• [Document extract]:
--

Seven Days: Succession

Last week this column was led by Hukum (Ire) (Sea The Stars {Ire}). Now, for the same owner/breeder, Shadwell, it is the turn of Al Husn (Ire) (Dubawi {Ire}).

It was quite the boost for Newcastle's all-weather G3 Hoping Fillies' S. that both the winner Al Husn and runner-up Nashwa (GB) (Frankel {GB}) went on to win a Group 1 on the turf on their next start. With Nashwa having won the G1 Falmouth S. in emphatic fashion, she reopposed Al Husn in attempting to defend her crown in the G1 Nassau S., eventually finishing third, just half a length behind Above The Curve (American Pharaoh), who was the same distance behind Shadwell's winner.

--

• [Stated task 1]: Restate the racing report on Al Husn word for word, in full.
The racing report and the records have no connection to each other.

--

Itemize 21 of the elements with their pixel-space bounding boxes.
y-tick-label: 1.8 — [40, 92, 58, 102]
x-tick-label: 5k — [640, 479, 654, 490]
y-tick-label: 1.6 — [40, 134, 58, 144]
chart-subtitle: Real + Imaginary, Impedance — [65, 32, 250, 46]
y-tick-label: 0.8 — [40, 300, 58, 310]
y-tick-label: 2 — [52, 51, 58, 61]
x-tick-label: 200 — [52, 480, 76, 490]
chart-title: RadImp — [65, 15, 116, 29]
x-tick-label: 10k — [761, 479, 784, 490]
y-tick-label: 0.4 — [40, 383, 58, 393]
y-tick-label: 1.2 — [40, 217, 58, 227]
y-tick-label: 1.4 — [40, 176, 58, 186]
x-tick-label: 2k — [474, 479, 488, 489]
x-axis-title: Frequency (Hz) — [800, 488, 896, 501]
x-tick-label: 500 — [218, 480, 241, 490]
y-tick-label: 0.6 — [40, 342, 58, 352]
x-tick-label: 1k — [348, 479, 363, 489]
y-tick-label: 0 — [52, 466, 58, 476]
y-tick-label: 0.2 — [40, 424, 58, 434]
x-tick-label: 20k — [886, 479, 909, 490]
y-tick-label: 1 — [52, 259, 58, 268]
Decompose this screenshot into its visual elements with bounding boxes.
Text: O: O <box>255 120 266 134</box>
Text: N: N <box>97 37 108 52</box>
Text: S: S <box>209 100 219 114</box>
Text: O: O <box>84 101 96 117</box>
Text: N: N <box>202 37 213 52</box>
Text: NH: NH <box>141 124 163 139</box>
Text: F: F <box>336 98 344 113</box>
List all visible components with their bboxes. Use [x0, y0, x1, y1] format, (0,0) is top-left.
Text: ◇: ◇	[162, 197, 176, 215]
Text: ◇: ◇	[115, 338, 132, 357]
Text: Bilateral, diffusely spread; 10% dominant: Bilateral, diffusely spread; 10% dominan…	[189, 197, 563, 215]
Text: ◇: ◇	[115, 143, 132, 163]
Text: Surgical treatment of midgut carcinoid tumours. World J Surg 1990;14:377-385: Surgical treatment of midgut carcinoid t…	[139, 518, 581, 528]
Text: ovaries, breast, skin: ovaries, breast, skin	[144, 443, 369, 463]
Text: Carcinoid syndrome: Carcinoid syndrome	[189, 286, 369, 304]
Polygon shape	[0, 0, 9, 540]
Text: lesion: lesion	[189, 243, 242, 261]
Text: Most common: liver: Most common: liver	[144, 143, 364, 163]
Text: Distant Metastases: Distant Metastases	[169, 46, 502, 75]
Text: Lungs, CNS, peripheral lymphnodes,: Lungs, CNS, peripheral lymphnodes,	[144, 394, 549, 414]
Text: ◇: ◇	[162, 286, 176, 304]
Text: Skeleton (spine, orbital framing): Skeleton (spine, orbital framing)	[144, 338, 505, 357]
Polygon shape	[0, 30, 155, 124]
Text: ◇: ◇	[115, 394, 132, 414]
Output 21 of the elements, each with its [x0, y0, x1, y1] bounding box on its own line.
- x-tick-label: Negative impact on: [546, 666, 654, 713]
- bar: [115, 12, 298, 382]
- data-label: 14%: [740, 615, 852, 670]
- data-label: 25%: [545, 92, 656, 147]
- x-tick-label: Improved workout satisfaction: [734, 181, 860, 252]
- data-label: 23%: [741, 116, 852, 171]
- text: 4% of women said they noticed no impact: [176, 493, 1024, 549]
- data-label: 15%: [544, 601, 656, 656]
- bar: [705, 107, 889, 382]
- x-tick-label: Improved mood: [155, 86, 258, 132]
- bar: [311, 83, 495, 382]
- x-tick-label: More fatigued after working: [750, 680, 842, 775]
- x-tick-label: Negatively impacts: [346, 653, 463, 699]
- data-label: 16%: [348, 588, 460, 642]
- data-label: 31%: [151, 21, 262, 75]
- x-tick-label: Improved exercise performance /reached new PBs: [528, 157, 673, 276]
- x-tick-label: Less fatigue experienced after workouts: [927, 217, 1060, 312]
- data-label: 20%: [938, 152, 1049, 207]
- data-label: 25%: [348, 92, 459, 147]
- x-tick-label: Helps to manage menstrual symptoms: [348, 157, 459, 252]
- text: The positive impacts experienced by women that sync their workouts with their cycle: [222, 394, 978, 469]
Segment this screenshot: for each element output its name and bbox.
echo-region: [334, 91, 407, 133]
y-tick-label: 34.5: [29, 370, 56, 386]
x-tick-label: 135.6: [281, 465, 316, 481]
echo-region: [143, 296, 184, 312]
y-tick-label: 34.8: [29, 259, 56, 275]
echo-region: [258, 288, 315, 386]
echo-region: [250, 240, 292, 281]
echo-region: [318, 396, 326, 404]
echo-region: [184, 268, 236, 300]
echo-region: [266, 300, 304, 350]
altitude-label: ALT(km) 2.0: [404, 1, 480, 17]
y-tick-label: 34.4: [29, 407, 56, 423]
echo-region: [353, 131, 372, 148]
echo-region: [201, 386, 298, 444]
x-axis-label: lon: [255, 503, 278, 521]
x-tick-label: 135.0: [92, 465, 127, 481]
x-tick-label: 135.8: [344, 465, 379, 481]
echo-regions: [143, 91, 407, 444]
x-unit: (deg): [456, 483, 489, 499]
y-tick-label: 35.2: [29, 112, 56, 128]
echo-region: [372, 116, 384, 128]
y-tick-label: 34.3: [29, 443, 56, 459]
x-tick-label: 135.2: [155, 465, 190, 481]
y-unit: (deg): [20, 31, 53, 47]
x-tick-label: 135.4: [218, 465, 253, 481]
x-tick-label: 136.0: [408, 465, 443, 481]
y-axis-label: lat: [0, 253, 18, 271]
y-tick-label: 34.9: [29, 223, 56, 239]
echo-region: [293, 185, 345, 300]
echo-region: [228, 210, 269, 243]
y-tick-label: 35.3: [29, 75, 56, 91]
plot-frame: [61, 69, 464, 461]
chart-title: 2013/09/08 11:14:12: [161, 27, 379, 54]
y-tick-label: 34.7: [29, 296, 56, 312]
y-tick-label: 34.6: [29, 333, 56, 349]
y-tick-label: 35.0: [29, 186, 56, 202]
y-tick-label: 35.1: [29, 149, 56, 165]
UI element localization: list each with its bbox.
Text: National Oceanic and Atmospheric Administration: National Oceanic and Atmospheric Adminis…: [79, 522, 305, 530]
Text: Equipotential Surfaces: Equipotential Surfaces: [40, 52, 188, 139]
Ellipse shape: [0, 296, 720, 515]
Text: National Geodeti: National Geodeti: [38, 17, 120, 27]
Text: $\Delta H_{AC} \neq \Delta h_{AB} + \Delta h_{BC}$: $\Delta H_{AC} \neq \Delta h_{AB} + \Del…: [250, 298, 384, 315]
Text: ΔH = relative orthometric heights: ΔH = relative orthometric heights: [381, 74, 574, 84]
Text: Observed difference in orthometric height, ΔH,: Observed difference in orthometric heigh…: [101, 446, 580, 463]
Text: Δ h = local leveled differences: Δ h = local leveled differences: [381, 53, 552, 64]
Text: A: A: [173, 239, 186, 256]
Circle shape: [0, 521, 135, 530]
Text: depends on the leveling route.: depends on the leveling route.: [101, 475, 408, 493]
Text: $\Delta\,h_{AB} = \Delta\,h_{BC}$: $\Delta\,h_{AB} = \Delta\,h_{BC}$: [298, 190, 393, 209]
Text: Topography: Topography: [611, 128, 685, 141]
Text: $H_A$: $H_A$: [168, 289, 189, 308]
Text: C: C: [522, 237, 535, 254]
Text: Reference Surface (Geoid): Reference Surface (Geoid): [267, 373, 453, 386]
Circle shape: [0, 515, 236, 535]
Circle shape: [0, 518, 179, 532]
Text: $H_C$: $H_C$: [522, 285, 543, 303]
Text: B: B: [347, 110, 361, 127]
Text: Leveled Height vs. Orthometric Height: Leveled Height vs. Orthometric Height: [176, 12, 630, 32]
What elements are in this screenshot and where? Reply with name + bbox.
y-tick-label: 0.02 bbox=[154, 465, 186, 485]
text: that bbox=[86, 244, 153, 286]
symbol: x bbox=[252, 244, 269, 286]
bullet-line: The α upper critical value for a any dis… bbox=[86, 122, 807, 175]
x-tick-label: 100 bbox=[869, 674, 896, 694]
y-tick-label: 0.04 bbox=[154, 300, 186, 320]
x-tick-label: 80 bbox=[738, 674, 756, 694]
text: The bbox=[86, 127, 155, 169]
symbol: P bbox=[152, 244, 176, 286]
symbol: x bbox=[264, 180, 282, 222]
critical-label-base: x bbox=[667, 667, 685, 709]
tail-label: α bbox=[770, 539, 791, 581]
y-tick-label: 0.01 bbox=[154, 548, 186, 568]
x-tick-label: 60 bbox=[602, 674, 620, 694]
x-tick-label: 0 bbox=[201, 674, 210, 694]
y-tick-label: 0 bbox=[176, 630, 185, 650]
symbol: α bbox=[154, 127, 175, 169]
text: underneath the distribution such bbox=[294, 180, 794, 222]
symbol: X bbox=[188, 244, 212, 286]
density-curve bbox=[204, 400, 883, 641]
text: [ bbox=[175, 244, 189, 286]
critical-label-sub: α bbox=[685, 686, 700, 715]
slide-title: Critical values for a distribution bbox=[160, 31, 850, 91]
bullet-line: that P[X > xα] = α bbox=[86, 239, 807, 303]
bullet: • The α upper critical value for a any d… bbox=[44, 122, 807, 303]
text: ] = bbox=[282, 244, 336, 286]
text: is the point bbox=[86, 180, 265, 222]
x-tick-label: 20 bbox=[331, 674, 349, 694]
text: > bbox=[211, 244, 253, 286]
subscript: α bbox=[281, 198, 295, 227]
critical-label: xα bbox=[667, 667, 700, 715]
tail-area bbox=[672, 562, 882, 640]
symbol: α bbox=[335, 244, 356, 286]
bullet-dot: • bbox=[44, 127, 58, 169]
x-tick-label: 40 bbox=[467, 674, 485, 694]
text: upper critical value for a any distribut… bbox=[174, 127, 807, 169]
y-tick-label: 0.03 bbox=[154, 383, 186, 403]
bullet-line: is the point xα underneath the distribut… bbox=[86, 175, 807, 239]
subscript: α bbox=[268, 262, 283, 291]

--

• [Stated task 2]: Quote everything from the start of the records down to the line containing "x-tick-label: 10k — [761, 479, 784, 490]", including both of those lines, and nothing else.

• [Reply 1]:
Seven Days: Succession

Last week this column was led by Hukum (Ire) (Sea The Stars {Ire}). Now, for the same owner/breeder, Shadwell, it is the turn of Al Husn (Ire) (Dubawi {Ire}).

It was quite the boost for Newcastle's all-weather G3 Hoping Fillies' S. that both the winner Al Husn and runner-up Nashwa (GB) (Frankel {GB}) went on to win a Group 1 on the turf on their next start. With Nashwa having won the G1 Falmouth S. in emphatic fashion, she reopposed Al Husn in attempting to defend her crown in the G1 Nassau S., eventually finishing third, just half a length behind Above The Curve (American Pharaoh), who was the same distance behind Shadwell's winner.

• [Reply 2]:
Itemize 21 of the elements with their pixel-space bounding boxes.
y-tick-label: 1.8 — [40, 92, 58, 102]
x-tick-label: 5k — [640, 479, 654, 490]
y-tick-label: 1.6 — [40, 134, 58, 144]
chart-subtitle: Real + Imaginary, Impedance — [65, 32, 250, 46]
y-tick-label: 0.8 — [40, 300, 58, 310]
y-tick-label: 2 — [52, 51, 58, 61]
x-tick-label: 200 — [52, 480, 76, 490]
chart-title: RadImp — [65, 15, 116, 29]
x-tick-label: 10k — [761, 479, 784, 490]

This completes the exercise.